» **AIM OF THE EXERCISE**:
Go through the data below. Pull out every line that has the word "icon".

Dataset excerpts

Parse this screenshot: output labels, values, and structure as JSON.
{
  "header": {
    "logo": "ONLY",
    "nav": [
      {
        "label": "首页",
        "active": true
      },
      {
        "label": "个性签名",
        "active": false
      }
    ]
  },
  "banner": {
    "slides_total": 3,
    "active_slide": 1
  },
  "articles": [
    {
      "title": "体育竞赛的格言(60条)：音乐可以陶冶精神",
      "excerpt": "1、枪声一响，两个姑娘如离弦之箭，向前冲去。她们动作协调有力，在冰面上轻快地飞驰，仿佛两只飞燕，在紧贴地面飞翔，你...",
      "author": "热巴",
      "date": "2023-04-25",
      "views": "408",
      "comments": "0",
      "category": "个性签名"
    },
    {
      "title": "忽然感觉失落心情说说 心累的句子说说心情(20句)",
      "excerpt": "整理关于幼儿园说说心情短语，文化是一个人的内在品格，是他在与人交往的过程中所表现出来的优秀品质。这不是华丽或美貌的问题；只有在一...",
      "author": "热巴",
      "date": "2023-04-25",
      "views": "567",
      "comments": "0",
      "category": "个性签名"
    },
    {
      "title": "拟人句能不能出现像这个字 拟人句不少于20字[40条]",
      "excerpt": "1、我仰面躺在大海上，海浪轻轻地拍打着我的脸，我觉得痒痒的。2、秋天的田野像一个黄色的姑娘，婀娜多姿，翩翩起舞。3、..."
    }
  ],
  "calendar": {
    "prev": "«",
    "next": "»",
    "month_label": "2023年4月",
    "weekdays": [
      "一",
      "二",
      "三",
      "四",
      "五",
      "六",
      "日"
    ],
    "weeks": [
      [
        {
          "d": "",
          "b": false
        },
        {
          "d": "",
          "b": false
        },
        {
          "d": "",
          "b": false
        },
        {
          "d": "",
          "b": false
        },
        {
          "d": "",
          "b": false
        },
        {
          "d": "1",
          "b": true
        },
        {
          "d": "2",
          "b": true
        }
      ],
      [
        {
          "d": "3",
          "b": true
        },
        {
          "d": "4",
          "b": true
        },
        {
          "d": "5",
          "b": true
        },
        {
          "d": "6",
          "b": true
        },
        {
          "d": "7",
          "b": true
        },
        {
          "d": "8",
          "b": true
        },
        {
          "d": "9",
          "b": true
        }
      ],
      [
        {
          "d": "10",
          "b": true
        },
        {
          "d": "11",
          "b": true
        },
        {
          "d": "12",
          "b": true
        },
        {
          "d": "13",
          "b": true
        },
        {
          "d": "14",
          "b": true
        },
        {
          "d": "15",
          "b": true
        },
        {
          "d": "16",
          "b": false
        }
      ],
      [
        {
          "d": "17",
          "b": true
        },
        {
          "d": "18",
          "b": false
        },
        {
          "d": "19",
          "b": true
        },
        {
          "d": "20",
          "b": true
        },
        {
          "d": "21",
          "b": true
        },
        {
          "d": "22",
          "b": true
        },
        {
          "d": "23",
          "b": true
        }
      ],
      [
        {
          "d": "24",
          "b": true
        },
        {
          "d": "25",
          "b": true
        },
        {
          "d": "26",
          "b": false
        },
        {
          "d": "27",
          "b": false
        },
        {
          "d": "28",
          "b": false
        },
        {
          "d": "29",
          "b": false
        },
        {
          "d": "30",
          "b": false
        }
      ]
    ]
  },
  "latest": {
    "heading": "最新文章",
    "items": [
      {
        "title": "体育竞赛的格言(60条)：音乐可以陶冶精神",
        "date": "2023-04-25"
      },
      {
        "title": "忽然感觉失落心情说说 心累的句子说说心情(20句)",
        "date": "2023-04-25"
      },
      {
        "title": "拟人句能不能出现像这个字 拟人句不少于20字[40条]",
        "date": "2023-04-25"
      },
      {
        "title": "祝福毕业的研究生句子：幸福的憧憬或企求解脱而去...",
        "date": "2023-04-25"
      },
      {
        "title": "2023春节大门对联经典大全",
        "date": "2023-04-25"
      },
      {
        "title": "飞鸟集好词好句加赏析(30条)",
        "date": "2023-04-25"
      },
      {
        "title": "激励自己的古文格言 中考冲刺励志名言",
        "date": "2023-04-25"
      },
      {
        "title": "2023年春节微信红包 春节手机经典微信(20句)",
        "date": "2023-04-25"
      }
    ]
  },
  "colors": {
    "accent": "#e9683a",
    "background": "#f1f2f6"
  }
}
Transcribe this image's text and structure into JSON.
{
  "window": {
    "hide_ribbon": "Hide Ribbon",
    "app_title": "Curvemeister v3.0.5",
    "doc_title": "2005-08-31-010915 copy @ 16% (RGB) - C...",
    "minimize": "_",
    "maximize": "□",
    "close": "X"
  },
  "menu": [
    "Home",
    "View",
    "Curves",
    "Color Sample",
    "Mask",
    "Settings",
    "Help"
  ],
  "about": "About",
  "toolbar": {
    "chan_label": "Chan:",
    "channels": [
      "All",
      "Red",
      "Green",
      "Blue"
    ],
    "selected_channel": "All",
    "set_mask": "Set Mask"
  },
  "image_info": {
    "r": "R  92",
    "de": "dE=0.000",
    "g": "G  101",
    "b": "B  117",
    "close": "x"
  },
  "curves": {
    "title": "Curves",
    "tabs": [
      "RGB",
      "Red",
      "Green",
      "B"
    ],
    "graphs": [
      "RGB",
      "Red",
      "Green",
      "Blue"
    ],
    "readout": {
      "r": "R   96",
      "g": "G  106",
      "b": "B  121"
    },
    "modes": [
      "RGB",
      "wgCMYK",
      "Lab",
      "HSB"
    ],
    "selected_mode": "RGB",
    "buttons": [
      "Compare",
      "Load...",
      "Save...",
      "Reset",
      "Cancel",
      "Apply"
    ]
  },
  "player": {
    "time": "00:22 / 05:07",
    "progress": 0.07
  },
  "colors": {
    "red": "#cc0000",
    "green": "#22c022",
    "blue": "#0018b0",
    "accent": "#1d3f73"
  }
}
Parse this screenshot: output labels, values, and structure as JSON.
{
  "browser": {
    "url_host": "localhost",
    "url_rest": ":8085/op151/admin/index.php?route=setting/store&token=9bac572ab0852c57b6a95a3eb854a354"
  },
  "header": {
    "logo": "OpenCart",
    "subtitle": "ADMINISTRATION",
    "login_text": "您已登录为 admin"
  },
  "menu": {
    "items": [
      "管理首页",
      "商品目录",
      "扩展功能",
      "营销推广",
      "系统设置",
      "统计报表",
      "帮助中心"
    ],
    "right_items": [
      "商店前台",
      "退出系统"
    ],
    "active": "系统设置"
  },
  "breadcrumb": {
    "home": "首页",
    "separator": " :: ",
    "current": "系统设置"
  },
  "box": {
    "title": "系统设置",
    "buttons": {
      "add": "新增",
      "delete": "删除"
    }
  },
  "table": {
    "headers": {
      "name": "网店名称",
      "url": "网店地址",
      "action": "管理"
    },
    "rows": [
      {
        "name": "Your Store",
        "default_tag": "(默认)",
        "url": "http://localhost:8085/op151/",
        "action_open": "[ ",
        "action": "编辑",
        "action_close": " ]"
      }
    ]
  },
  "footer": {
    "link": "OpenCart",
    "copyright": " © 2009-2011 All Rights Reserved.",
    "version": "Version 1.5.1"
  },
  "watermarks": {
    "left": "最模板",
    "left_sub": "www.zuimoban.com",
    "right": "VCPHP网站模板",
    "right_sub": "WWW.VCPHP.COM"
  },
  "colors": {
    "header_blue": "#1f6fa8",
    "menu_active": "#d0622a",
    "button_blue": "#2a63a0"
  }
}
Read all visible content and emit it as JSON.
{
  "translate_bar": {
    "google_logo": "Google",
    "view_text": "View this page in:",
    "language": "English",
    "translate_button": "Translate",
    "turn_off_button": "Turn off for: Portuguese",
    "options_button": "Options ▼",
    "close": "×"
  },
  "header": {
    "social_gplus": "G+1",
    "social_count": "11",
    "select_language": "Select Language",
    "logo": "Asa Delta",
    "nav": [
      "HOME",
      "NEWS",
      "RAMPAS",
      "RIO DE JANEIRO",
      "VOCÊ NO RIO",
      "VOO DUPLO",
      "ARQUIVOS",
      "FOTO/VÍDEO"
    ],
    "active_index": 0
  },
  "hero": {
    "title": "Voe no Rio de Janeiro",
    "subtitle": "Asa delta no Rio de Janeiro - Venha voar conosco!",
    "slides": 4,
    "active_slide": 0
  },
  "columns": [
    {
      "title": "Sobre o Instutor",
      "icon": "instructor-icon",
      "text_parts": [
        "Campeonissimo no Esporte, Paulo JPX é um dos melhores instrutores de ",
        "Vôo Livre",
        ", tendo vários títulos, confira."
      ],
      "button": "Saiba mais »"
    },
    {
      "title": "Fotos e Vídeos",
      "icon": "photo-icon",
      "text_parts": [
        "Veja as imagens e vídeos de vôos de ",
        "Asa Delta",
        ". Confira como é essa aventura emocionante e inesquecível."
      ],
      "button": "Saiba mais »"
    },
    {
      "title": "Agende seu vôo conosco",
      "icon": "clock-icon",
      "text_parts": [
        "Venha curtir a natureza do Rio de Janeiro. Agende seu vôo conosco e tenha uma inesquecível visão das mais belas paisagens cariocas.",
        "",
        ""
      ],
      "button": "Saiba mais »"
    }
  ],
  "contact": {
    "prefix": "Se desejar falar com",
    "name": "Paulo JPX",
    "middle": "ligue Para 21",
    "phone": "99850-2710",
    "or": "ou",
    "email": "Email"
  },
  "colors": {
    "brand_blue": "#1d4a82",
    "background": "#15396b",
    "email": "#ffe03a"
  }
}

» **REPLY TO THE TASK**:
      "icon": "instructor-icon",
      "icon": "photo-icon",
      "icon": "clock-icon",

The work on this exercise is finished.